==== Data for this exercise ====
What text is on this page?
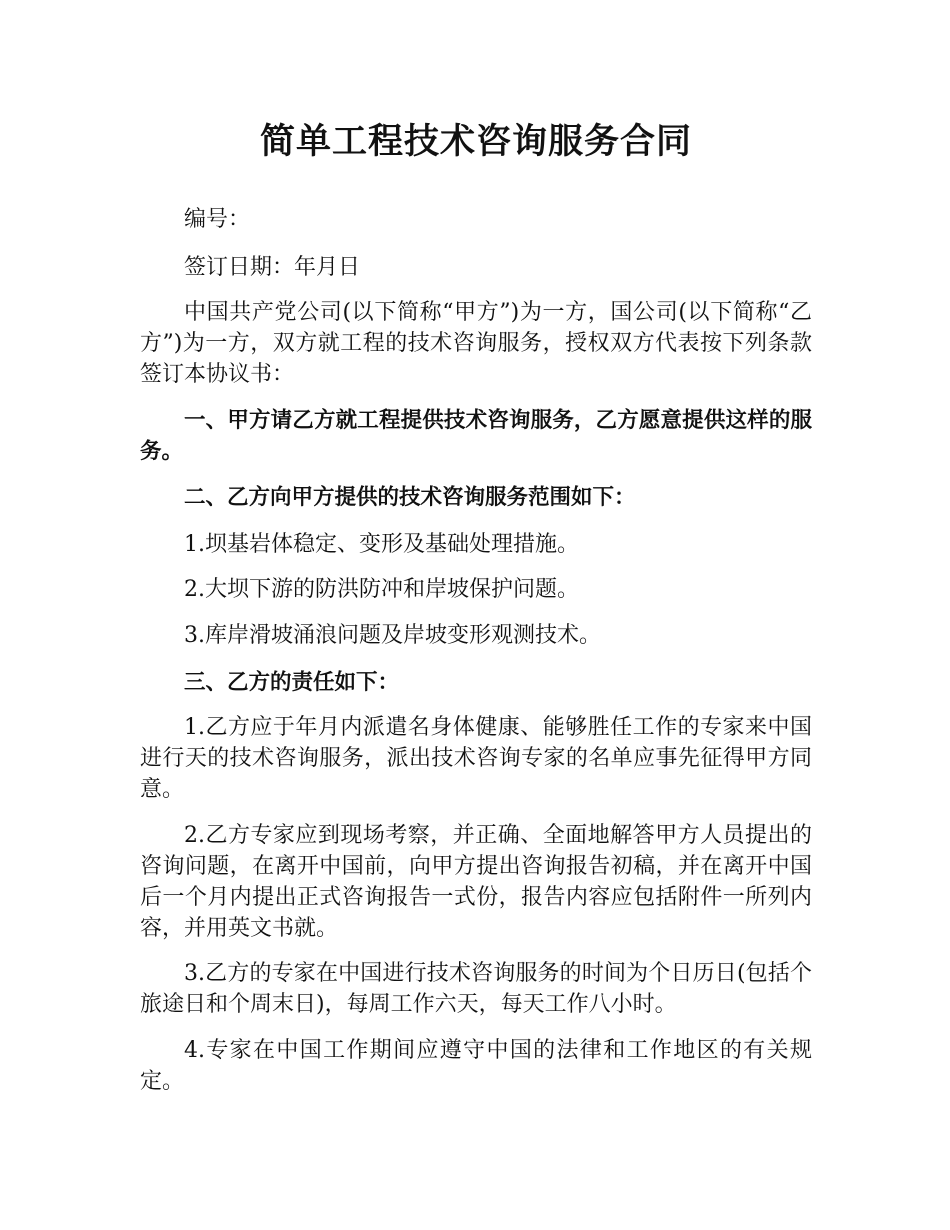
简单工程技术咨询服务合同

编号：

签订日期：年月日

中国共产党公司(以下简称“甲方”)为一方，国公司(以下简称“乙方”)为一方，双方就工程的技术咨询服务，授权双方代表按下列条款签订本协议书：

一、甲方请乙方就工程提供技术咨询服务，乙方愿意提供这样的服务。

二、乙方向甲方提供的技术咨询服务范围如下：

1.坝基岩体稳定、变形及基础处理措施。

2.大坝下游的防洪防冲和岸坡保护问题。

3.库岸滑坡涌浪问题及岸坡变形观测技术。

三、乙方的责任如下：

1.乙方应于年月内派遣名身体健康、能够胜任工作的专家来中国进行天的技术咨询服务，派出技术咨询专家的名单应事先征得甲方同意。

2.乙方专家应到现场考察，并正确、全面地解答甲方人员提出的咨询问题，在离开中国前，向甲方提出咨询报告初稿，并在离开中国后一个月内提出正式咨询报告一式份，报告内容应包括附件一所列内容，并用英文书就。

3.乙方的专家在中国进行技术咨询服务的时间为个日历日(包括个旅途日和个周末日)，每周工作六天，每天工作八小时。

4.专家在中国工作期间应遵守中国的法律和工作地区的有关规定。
====
Exercise brief
Transcribe the records above verbatim. Do not carry over any picture.

Correct result
What text is on this page?
简单工程技术咨询服务合同

编号：

签订日期：年月日

中国共产党公司(以下简称“甲方”)为一方，国公司(以下简称“乙方”)为一方，双方就工程的技术咨询服务，授权双方代表按下列条款签订本协议书：

一、甲方请乙方就工程提供技术咨询服务，乙方愿意提供这样的服务。

二、乙方向甲方提供的技术咨询服务范围如下：

1.坝基岩体稳定、变形及基础处理措施。

2.大坝下游的防洪防冲和岸坡保护问题。

3.库岸滑坡涌浪问题及岸坡变形观测技术。

三、乙方的责任如下：

1.乙方应于年月内派遣名身体健康、能够胜任工作的专家来中国进行天的技术咨询服务，派出技术咨询专家的名单应事先征得甲方同意。

2.乙方专家应到现场考察，并正确、全面地解答甲方人员提出的咨询问题，在离开中国前，向甲方提出咨询报告初稿，并在离开中国后一个月内提出正式咨询报告一式份，报告内容应包括附件一所列内容，并用英文书就。

3.乙方的专家在中国进行技术咨询服务的时间为个日历日(包括个旅途日和个周末日)，每周工作六天，每天工作八小时。

4.专家在中国工作期间应遵守中国的法律和工作地区的有关规定。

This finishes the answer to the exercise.